• Task prompt:
Report how many lines contain "which"; state the number and nothing else.

• Raw records:
● ● ● ● ● ● ●

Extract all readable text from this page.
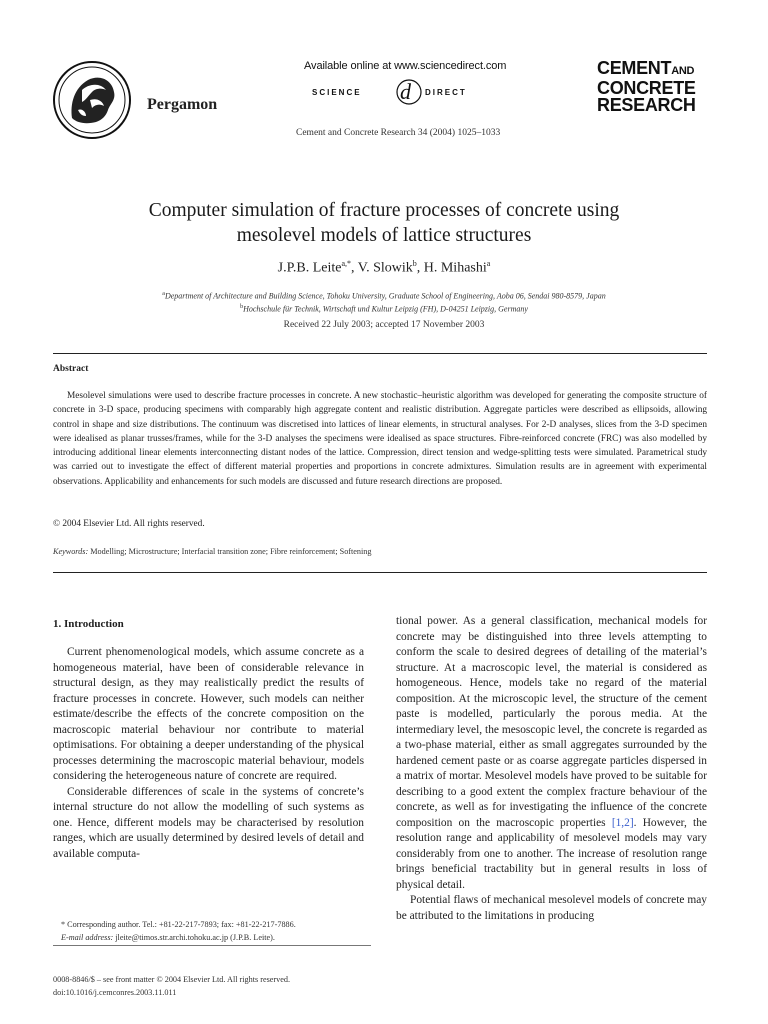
Pergamon
Available online at www.sciencedirect.com
SCIENCE d DIRECT
Cement and Concrete Research 34 (2004) 1025–1033
CEMENTAND
CONCRETE
RESEARCH
Computer simulation of fracture processes of concrete using
mesolevel models of lattice structures
J.P.B. Leite$^{a,*}$, V. Slowik$^b$, H. Mihashi$^a$
$^a$Department of Architecture and Building Science, Tohoku University, Graduate School of Engineering, Aoba 06, Sendai 980-8579, Japan
$^b$Hochschule für Technik, Wirtschaft und Kultur Leipzig (FH), D-04251 Leipzig, Germany
Received 22 July 2003; accepted 17 November 2003
Abstract
Mesolevel simulations were used to describe fracture processes in concrete. A new stochastic–heuristic algorithm was developed for generating the composite structure of concrete in 3-D space, producing specimens with comparably high aggregate content and realistic distribution. Aggregate particles were described as ellipsoids, allowing control in shape and size distributions. The continuum was discretised into lattices of linear elements, in structural analyses. For 2-D analyses, slices from the 3-D specimen were idealised as planar trusses/frames, while for the 3-D analyses the specimens were idealised as space structures. Fibre-reinforced concrete (FRC) was also modelled by introducing additional linear elements interconnecting distant nodes of the lattice. Compression, direct tension and wedge-splitting tests were simulated. Parametrical study was carried out to investigate the effect of different material properties and proportions in concrete admixtures. Simulation results are in agreement with experimental observations. Applicability and enhancements for such models are discussed and future research directions are proposed.
© 2004 Elsevier Ltd. All rights reserved.
Keywords: Modelling; Microstructure; Interfacial transition zone; Fibre reinforcement; Softening
1. Introduction

Current phenomenological models, which assume concrete as a homogeneous material, have been of considerable relevance in structural design, as they may realistically predict the results of fracture processes in concrete. However, such models can neither estimate/describe the effects of the concrete composition on the macroscopic material behaviour nor contribute to material optimisations. For obtaining a deeper understanding of the physical processes determining the macroscopic material behaviour, models considering the heterogeneous nature of concrete are required.

Considerable differences of scale in the systems of concrete’s internal structure do not allow the modelling of such systems as one. Hence, different models may be characterised by resolution ranges, which are usually determined by desired levels of detail and available computa-

tional power. As a general classification, mechanical models for concrete may be distinguished into three levels attempting to conform the scale to desired degrees of detailing of the material’s structure. At a macroscopic level, the material is considered as homogeneous. Hence, models take no regard of the material composition. At the microscopic level, the structure of the cement paste is modelled, particularly the porous media. At the intermediary level, the mesoscopic level, the concrete is regarded as a two-phase material, either as small aggregates surrounded by the hardened cement paste or as coarse aggregate particles dispersed in a matrix of mortar. Mesolevel models have proved to be suitable for describing to a good extent the complex fracture behaviour of the concrete, as well as for investigating the influence of the concrete composition on the macroscopic properties [1,2]. However, the resolution range and applicability of mesolevel models may vary considerably from one to another. The increase of resolution range brings beneficial tractability but in general results in loss of physical detail.

Potential flaws of mechanical mesolevel models of concrete may be attributed to the limitations in producing

* Corresponding author. Tel.: +81-22-217-7893; fax: +81-22-217-7886.

E-mail address: jleite@timos.str.archi.tohoku.ac.jp (J.P.B. Leite).

0008-8846/$ – see front matter © 2004 Elsevier Ltd. All rights reserved.
doi:10.1016/j.cemconres.2003.11.011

● ● ● ● ● ● ●

• Answer for this exercise:
2